* **Given data**
——

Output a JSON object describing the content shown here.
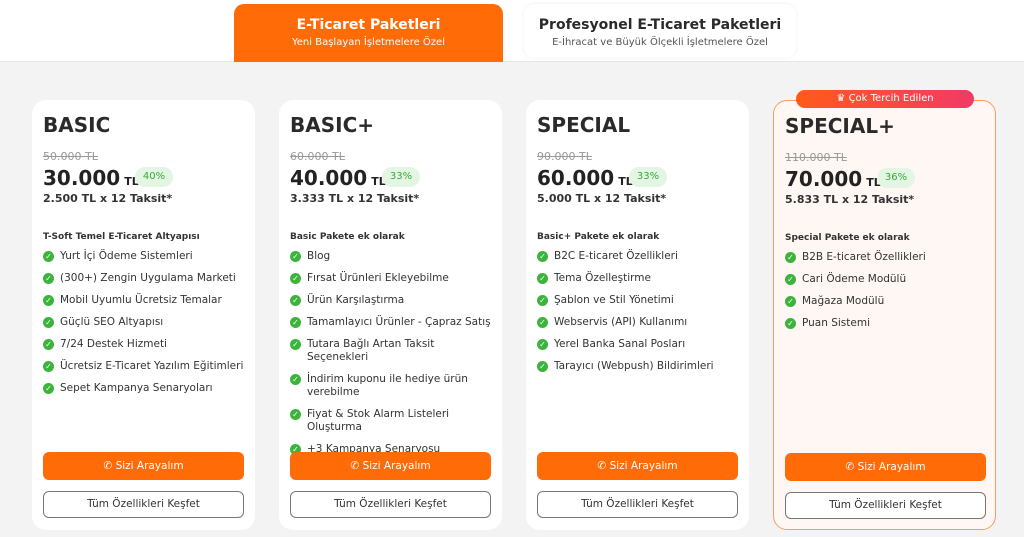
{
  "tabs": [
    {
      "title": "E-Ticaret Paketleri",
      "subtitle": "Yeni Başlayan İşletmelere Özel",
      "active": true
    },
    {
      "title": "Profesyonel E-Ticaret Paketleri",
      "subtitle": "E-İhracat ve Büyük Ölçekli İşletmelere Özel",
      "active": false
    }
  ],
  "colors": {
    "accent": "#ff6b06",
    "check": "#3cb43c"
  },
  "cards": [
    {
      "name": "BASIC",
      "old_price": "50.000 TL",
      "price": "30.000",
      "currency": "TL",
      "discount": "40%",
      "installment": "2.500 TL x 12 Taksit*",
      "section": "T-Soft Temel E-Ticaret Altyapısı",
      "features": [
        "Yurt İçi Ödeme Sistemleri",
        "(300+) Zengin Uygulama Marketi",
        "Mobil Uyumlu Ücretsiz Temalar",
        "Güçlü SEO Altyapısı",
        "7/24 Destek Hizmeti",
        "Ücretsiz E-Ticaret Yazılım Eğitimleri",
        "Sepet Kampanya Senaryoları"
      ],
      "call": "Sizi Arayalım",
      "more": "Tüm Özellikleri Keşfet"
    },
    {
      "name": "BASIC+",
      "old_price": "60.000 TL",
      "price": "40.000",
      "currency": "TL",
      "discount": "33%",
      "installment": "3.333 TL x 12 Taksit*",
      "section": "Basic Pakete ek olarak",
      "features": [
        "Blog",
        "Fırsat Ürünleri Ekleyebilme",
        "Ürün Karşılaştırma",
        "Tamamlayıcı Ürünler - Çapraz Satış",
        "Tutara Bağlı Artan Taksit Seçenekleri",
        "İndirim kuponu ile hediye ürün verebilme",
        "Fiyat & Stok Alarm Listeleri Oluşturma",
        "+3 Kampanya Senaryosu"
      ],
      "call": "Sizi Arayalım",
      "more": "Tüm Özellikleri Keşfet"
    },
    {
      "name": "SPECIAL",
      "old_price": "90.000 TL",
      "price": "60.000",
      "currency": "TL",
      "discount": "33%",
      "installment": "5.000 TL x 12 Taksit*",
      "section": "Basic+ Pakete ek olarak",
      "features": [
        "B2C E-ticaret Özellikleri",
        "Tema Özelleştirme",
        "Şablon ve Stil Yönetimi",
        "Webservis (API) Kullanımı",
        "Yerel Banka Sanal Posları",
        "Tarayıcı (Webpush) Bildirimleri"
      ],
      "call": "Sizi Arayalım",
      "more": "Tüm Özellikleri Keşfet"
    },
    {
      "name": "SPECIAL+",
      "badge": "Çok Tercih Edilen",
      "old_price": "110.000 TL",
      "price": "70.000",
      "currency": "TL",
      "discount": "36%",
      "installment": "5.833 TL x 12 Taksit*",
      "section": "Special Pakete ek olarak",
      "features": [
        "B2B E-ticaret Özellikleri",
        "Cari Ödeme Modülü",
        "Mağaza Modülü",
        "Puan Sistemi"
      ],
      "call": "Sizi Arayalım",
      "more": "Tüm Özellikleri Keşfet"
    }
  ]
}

——

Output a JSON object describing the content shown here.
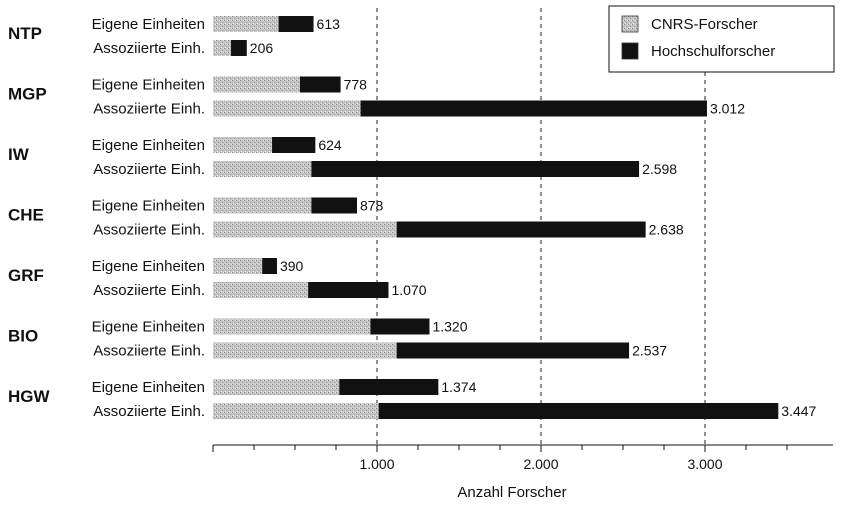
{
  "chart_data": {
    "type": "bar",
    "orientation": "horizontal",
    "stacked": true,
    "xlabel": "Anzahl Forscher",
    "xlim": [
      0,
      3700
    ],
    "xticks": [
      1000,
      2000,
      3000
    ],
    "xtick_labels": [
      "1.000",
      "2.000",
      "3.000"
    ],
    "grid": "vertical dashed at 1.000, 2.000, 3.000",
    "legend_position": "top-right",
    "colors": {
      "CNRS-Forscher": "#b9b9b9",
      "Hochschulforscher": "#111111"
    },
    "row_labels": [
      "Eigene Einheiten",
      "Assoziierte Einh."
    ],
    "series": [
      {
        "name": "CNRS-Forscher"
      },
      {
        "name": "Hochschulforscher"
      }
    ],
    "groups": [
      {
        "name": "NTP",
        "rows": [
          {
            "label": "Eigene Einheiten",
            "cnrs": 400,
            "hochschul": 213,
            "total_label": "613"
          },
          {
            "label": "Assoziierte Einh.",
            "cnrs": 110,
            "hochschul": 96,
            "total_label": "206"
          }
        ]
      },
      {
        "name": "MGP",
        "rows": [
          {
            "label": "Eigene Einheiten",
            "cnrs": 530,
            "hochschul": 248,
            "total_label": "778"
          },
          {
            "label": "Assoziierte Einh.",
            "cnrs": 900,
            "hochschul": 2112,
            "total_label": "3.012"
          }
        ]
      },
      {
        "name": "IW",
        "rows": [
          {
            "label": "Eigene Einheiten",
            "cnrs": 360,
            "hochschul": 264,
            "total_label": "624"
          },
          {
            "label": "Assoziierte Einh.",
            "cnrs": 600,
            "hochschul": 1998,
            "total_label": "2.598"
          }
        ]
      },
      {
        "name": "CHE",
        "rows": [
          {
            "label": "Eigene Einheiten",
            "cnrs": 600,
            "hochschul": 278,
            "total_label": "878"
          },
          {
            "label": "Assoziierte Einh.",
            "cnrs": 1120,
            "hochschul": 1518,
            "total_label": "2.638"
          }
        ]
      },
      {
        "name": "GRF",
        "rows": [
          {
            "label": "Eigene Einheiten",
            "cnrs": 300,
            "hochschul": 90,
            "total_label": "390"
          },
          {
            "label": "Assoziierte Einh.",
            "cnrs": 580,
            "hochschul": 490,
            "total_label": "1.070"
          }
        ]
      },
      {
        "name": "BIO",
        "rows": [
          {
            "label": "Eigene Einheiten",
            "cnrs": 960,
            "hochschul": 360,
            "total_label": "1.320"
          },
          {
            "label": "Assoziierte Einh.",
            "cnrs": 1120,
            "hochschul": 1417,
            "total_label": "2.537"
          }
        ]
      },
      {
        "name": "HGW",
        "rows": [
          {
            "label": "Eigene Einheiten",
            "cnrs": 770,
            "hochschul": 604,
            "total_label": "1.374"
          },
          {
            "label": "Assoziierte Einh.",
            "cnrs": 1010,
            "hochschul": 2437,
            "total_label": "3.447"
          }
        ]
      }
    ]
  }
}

——

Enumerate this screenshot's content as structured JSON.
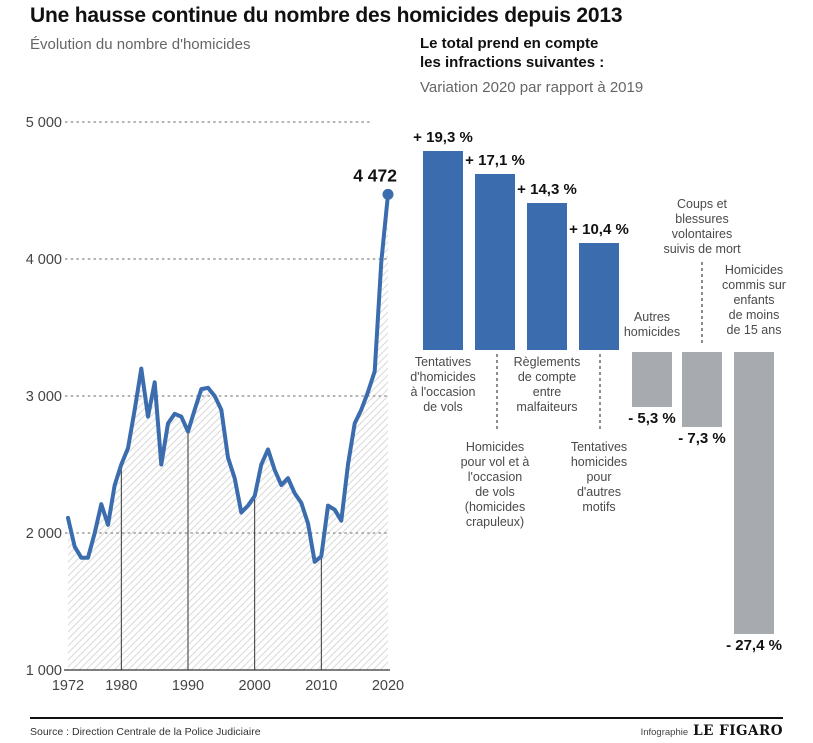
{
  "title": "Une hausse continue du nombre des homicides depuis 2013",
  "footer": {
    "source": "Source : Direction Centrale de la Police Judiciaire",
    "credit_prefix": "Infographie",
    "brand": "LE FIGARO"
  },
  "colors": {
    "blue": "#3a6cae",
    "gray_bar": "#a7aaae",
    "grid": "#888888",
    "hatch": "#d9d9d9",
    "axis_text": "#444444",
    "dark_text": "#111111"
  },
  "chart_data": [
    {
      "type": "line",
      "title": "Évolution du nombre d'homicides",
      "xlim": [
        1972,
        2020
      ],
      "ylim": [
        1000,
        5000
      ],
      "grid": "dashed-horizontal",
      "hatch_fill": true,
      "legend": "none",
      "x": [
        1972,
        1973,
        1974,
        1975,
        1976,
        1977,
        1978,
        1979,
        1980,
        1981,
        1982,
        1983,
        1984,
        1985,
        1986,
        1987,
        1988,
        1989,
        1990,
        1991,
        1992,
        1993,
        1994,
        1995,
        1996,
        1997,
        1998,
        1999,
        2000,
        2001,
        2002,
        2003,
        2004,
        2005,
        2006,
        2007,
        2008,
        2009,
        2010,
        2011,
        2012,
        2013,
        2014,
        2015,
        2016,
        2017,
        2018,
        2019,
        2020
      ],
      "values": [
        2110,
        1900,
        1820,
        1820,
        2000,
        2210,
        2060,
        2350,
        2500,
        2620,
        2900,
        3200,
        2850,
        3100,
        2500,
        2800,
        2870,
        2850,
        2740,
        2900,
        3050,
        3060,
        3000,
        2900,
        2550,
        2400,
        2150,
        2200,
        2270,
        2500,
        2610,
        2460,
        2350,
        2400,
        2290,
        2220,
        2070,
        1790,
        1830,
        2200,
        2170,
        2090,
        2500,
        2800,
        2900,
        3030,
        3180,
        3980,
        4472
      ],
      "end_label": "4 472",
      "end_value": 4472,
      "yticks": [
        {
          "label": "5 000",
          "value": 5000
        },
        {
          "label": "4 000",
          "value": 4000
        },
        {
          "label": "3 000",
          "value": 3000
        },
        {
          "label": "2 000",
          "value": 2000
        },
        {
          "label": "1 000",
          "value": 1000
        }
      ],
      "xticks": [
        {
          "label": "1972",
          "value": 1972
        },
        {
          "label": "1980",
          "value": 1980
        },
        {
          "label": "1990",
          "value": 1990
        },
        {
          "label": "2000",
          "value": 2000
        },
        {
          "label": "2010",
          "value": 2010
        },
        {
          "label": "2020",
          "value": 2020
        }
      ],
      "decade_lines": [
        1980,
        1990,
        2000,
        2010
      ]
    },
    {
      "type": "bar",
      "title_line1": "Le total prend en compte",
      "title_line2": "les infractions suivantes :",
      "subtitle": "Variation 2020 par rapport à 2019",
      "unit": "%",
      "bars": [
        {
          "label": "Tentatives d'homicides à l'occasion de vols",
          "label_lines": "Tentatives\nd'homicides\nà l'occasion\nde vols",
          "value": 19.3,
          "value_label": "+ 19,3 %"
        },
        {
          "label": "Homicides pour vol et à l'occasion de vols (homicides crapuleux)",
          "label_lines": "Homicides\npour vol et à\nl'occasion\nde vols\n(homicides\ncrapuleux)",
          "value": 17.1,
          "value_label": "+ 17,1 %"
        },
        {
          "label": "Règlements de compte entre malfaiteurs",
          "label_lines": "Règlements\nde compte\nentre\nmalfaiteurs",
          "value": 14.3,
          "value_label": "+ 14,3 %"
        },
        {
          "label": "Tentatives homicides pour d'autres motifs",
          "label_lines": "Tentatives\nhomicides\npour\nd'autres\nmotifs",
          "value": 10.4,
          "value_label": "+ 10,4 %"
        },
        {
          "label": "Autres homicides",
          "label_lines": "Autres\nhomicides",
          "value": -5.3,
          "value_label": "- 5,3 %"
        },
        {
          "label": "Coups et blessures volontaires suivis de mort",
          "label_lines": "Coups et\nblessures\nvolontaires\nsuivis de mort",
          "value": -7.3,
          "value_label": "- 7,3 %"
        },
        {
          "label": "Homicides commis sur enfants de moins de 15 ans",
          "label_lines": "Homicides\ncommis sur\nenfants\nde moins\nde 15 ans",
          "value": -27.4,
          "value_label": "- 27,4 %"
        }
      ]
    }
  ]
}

——

* **Work to complete**
Pull out all lines from the entries above in which the word "Ücretsiz" appears.

* **Task output**
        "Mobil Uyumlu Ücretsiz Temalar",
        "Ücretsiz E-Ticaret Yazılım Eğitimleri",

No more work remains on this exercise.